> [TASK DIRECTIONS] Every entry below must be repeated exactly; skip the pictures.

— begin —

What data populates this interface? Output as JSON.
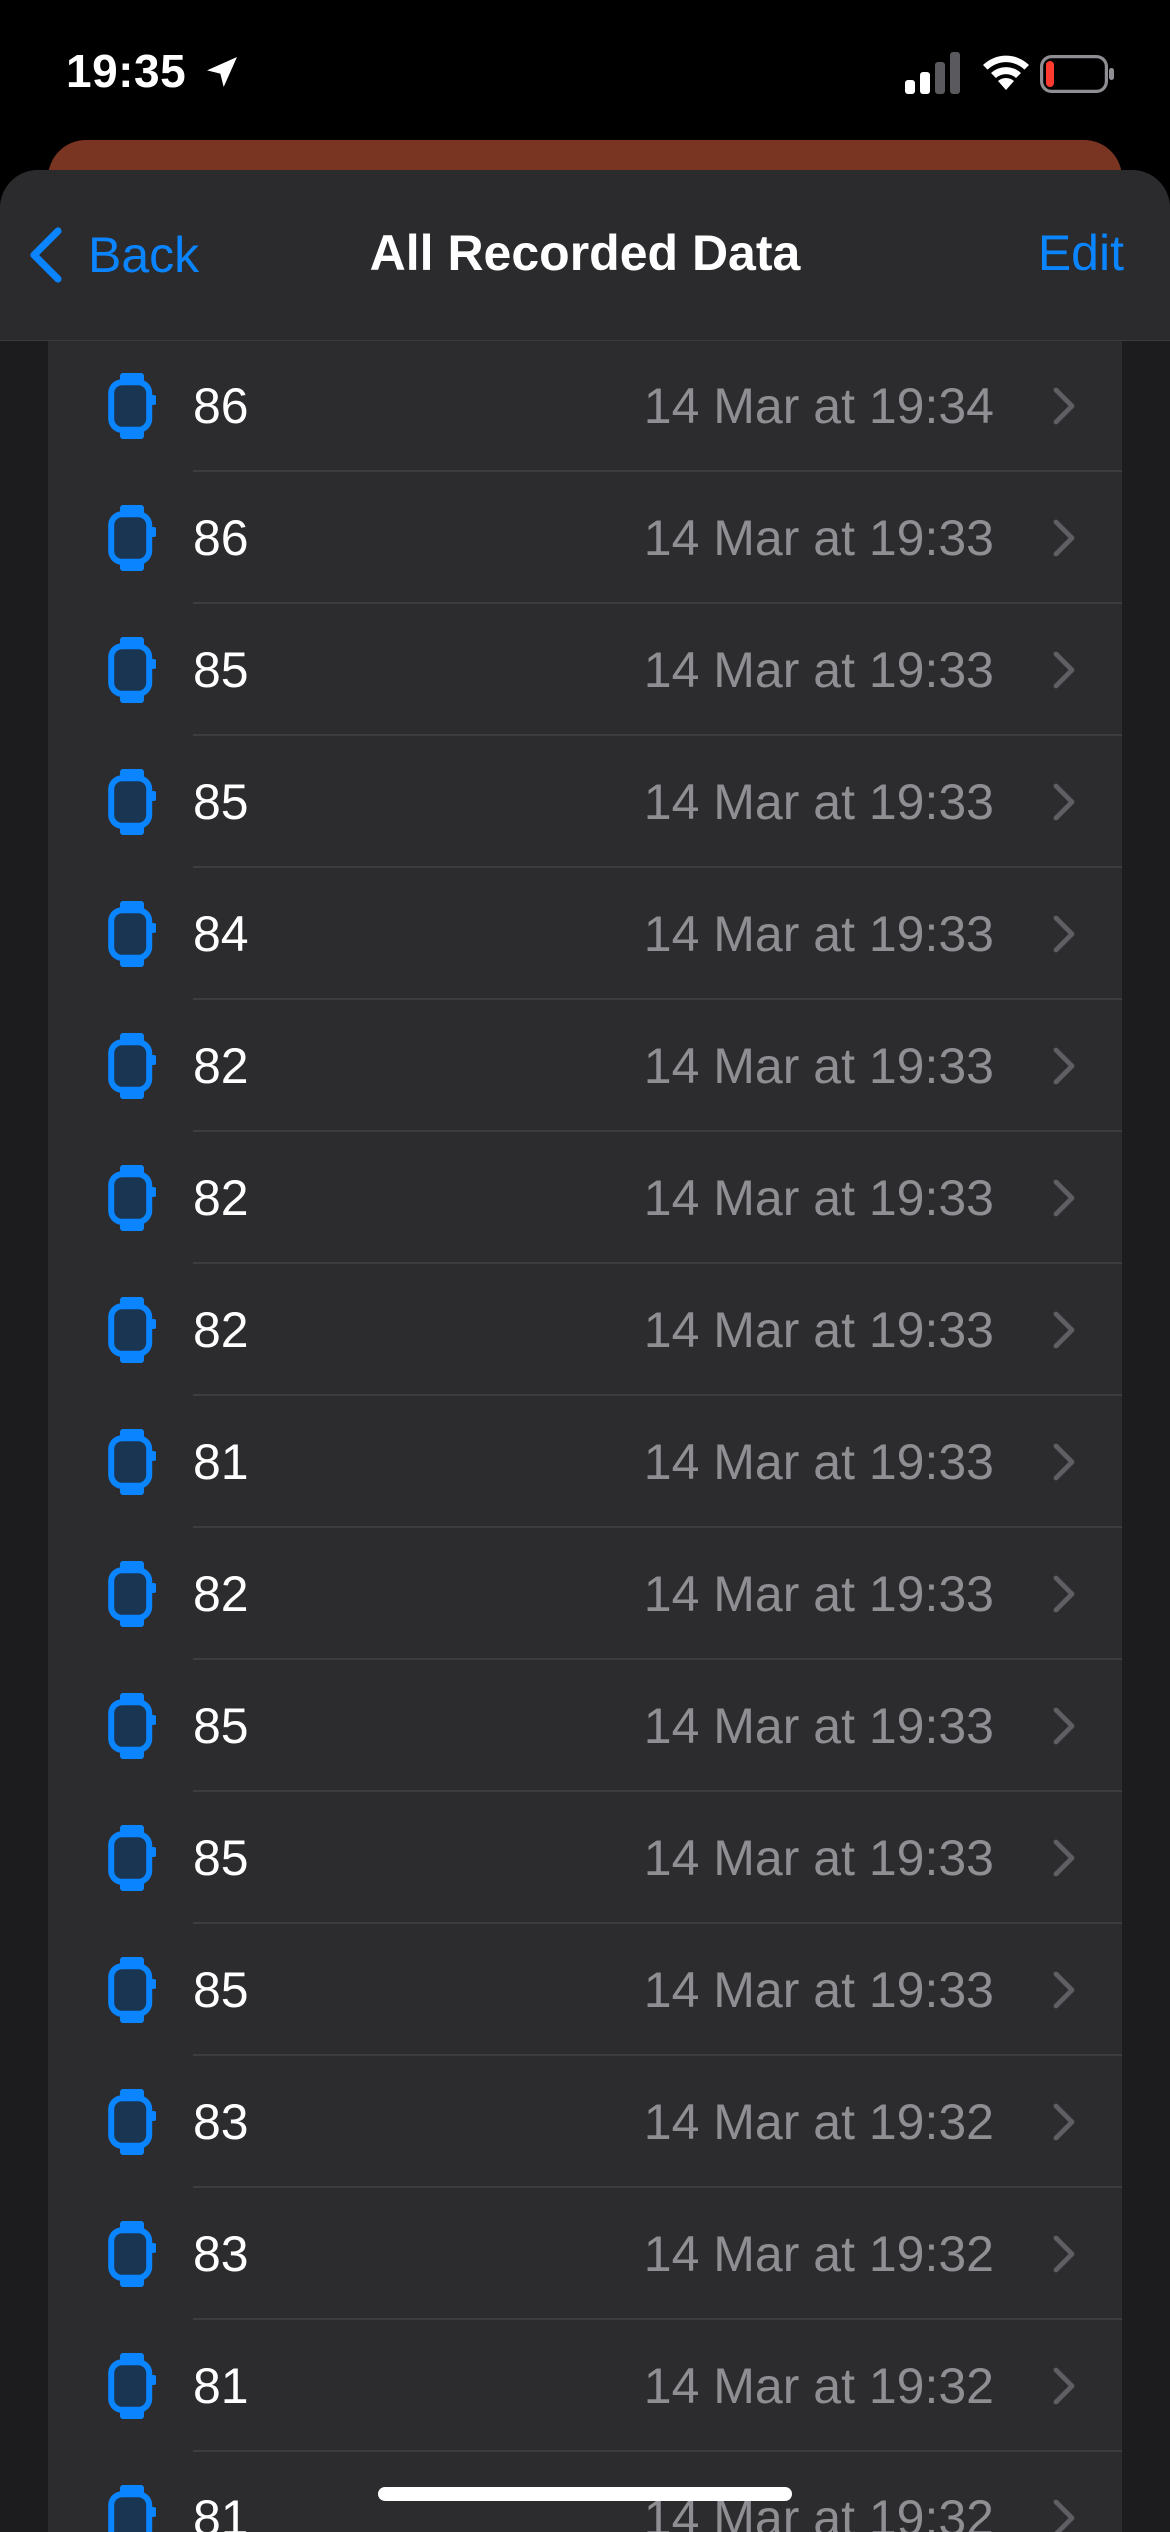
{
  "status_bar": {
    "time": "19:35",
    "location_icon": "location-arrow-icon",
    "signal_icon": "cellular-signal-icon",
    "wifi_icon": "wifi-icon",
    "battery_icon": "battery-low-icon",
    "battery_color": "#ff3b30"
  },
  "nav": {
    "back_label": "Back",
    "title": "All Recorded Data",
    "edit_label": "Edit",
    "accent": "#0a84ff"
  },
  "records": [
    {
      "value": "86",
      "date": "14 Mar at 19:34"
    },
    {
      "value": "86",
      "date": "14 Mar at 19:33"
    },
    {
      "value": "85",
      "date": "14 Mar at 19:33"
    },
    {
      "value": "85",
      "date": "14 Mar at 19:33"
    },
    {
      "value": "84",
      "date": "14 Mar at 19:33"
    },
    {
      "value": "82",
      "date": "14 Mar at 19:33"
    },
    {
      "value": "82",
      "date": "14 Mar at 19:33"
    },
    {
      "value": "82",
      "date": "14 Mar at 19:33"
    },
    {
      "value": "81",
      "date": "14 Mar at 19:33"
    },
    {
      "value": "82",
      "date": "14 Mar at 19:33"
    },
    {
      "value": "85",
      "date": "14 Mar at 19:33"
    },
    {
      "value": "85",
      "date": "14 Mar at 19:33"
    },
    {
      "value": "85",
      "date": "14 Mar at 19:33"
    },
    {
      "value": "83",
      "date": "14 Mar at 19:32"
    },
    {
      "value": "83",
      "date": "14 Mar at 19:32"
    },
    {
      "value": "81",
      "date": "14 Mar at 19:32"
    },
    {
      "value": "81",
      "date": "14 Mar at 19:32"
    }
  ],
  "row_icon": "apple-watch-icon",
  "row_chevron": "chevron-right-icon"
}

— end —

> [EXERCISE RESULT]
What data populates this interface? Output as JSON.
{
  "status_bar": {
    "time": "19:35",
    "location_icon": "location-arrow-icon",
    "signal_icon": "cellular-signal-icon",
    "wifi_icon": "wifi-icon",
    "battery_icon": "battery-low-icon",
    "battery_color": "#ff3b30"
  },
  "nav": {
    "back_label": "Back",
    "title": "All Recorded Data",
    "edit_label": "Edit",
    "accent": "#0a84ff"
  },
  "records": [
    {
      "value": "86",
      "date": "14 Mar at 19:34"
    },
    {
      "value": "86",
      "date": "14 Mar at 19:33"
    },
    {
      "value": "85",
      "date": "14 Mar at 19:33"
    },
    {
      "value": "85",
      "date": "14 Mar at 19:33"
    },
    {
      "value": "84",
      "date": "14 Mar at 19:33"
    },
    {
      "value": "82",
      "date": "14 Mar at 19:33"
    },
    {
      "value": "82",
      "date": "14 Mar at 19:33"
    },
    {
      "value": "82",
      "date": "14 Mar at 19:33"
    },
    {
      "value": "81",
      "date": "14 Mar at 19:33"
    },
    {
      "value": "82",
      "date": "14 Mar at 19:33"
    },
    {
      "value": "85",
      "date": "14 Mar at 19:33"
    },
    {
      "value": "85",
      "date": "14 Mar at 19:33"
    },
    {
      "value": "85",
      "date": "14 Mar at 19:33"
    },
    {
      "value": "83",
      "date": "14 Mar at 19:32"
    },
    {
      "value": "83",
      "date": "14 Mar at 19:32"
    },
    {
      "value": "81",
      "date": "14 Mar at 19:32"
    },
    {
      "value": "81",
      "date": "14 Mar at 19:32"
    }
  ],
  "row_icon": "apple-watch-icon",
  "row_chevron": "chevron-right-icon"
}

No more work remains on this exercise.